GIVEN REQUEST: Report all lines holding "объёма".

RAW DATA:
____
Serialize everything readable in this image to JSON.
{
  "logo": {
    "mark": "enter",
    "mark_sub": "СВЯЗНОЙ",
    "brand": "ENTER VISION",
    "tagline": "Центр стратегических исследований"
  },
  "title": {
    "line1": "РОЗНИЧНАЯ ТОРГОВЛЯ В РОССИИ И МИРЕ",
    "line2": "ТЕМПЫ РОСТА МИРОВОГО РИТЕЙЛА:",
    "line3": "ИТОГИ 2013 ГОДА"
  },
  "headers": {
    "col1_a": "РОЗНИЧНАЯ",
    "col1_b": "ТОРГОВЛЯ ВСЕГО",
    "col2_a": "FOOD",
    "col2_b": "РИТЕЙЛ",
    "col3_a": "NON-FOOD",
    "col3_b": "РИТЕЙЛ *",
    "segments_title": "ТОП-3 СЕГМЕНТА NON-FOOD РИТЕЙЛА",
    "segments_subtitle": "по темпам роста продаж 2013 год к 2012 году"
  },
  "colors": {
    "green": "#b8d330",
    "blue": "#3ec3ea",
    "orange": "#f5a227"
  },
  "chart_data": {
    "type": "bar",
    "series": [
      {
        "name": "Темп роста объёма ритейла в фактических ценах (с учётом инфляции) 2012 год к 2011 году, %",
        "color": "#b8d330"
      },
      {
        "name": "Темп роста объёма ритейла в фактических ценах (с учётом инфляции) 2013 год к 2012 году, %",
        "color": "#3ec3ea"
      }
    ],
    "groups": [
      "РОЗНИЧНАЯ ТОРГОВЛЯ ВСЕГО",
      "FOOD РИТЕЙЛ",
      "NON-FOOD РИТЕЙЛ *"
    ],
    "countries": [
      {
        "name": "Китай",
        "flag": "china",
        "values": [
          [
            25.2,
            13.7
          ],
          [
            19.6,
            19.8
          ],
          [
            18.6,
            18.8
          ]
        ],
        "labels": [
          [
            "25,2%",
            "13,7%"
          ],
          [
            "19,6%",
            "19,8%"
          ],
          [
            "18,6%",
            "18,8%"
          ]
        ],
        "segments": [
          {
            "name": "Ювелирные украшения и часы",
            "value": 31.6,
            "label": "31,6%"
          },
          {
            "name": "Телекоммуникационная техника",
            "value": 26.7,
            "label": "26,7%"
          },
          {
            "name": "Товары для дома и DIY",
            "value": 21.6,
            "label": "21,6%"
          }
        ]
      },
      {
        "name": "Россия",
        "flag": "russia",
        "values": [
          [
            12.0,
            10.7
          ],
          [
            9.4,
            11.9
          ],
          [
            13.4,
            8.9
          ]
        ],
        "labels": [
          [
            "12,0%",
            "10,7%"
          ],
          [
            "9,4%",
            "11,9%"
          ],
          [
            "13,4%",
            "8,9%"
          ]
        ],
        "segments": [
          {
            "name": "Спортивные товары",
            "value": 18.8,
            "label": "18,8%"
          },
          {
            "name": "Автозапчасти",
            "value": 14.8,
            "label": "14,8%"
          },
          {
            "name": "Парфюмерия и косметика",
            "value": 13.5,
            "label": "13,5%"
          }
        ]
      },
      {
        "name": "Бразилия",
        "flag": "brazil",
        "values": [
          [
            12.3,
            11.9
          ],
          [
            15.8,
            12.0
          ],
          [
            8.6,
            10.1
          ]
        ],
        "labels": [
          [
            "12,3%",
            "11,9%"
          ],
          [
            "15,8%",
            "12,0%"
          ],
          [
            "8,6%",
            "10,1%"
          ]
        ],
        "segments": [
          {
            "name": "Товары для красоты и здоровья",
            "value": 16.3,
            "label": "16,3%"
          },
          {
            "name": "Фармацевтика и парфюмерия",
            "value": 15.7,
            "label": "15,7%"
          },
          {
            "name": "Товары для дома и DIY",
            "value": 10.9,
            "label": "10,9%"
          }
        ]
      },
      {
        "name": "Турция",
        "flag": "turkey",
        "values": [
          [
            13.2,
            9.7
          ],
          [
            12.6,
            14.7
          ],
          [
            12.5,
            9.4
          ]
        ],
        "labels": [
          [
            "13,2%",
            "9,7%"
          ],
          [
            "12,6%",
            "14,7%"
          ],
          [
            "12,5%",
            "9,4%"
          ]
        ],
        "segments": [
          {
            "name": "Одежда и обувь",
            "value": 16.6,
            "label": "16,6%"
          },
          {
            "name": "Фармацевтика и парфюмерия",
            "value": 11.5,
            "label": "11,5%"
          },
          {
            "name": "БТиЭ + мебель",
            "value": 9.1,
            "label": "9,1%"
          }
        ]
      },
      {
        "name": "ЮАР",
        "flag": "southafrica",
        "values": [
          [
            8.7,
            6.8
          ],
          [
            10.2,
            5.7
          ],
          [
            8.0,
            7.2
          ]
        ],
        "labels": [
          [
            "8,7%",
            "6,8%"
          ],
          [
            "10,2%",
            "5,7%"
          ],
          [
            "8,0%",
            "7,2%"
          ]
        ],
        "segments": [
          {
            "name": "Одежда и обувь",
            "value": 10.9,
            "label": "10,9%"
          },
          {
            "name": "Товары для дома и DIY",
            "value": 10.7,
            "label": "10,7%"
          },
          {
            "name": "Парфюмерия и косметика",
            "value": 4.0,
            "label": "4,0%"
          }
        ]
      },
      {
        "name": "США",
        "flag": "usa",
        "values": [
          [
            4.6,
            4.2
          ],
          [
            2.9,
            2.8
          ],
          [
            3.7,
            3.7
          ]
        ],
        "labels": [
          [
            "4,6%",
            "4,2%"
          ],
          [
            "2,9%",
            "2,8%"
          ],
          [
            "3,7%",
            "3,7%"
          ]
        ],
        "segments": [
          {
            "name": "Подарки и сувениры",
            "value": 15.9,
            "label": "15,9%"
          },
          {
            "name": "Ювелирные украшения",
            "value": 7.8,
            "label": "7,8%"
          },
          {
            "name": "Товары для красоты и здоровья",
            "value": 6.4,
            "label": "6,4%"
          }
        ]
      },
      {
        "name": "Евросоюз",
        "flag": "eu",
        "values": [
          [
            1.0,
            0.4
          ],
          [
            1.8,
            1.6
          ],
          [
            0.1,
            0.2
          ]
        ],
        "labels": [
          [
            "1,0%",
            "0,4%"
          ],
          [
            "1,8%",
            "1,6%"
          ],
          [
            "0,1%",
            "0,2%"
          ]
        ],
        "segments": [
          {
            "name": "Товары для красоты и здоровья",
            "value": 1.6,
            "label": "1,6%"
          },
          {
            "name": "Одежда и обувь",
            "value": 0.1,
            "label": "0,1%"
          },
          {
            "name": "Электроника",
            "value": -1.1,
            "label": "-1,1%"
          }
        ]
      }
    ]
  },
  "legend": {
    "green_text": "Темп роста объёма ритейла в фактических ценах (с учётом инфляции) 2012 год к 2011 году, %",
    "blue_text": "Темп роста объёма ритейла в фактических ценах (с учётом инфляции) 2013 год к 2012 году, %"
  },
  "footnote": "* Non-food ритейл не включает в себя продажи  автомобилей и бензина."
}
____
IN RESPONSE:
        "name": "Темп роста объёма ритейла в фактических ценах (с учётом инфляции) 2012 год к 2011 году, %",
        "name": "Темп роста объёма ритейла в фактических ценах (с учётом инфляции) 2013 год к 2012 году, %",
    "green_text": "Темп роста объёма ритейла в фактических ценах (с учётом инфляции) 2012 год к 2011 году, %",
    "blue_text": "Темп роста объёма ритейла в фактических ценах (с учётом инфляции) 2013 год к 2012 году, %"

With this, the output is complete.